▶ Exercise description: Extract every line that contains the word "this".
# Start of Data lines
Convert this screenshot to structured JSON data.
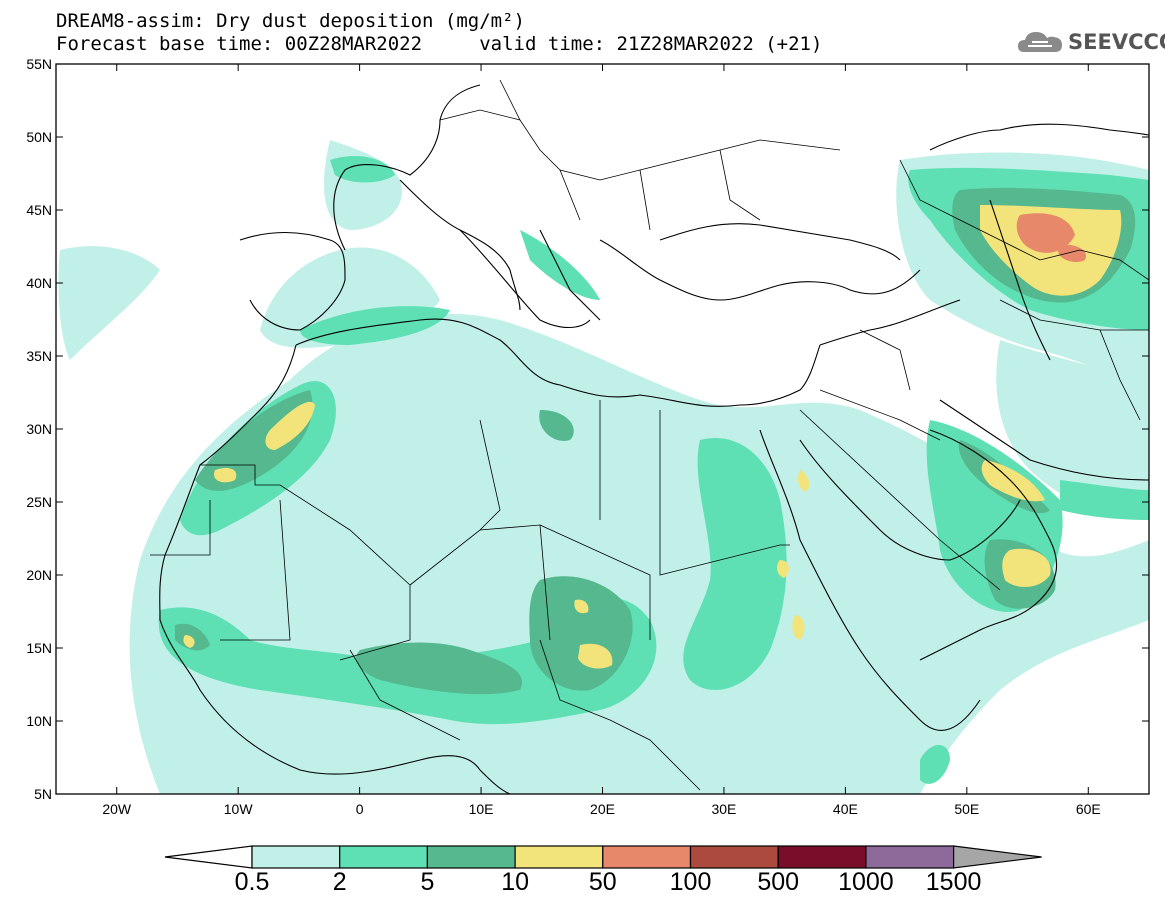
{
  "header": {
    "title_line1": "DREAM8-assim: Dry dust deposition (mg/m²)",
    "title_line2": "Forecast base time: 00Z28MAR2022     valid time: 21Z28MAR2022 (+21)"
  },
  "logo": {
    "text": "SEEVCCC",
    "icon": "cloud-icon"
  },
  "map": {
    "lat_ticks": [
      "55N",
      "50N",
      "45N",
      "40N",
      "35N",
      "30N",
      "25N",
      "20N",
      "15N",
      "10N",
      "5N"
    ],
    "lon_ticks": [
      "20W",
      "10W",
      "0",
      "10E",
      "20E",
      "30E",
      "40E",
      "50E",
      "60E"
    ],
    "extent": {
      "lon_min": -25,
      "lon_max": 65,
      "lat_min": 5,
      "lat_max": 55
    }
  },
  "colorbar": {
    "labels": [
      "0.5",
      "2",
      "5",
      "10",
      "50",
      "100",
      "500",
      "1000",
      "1500"
    ],
    "colors": [
      "#c1f0e8",
      "#5ee0b4",
      "#55b88e",
      "#f2e47a",
      "#e8886a",
      "#ac4a3e",
      "#7a0e2a",
      "#8e6a9a",
      "#a6a6a6"
    ],
    "under_color": "#ffffff"
  }
}
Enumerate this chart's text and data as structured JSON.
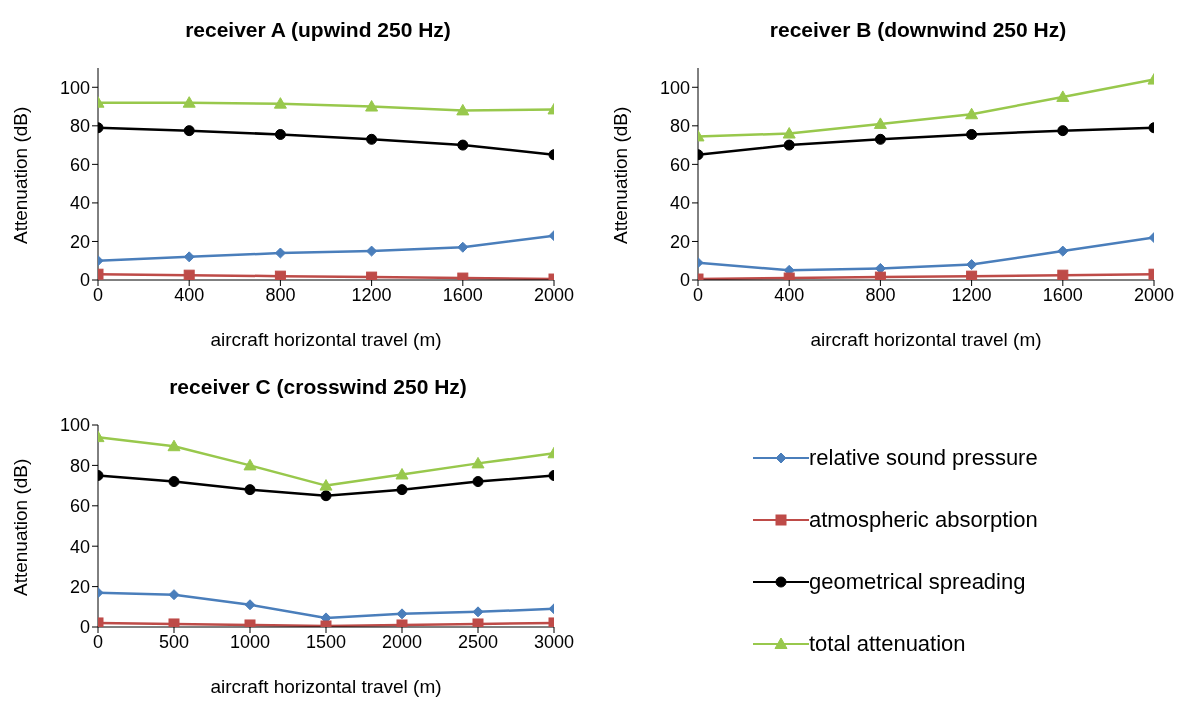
# End of Data lines
▶ Task answer:
Convert this screenshot to structured JSON data.
Enumerate this chart's text and data as structured JSON.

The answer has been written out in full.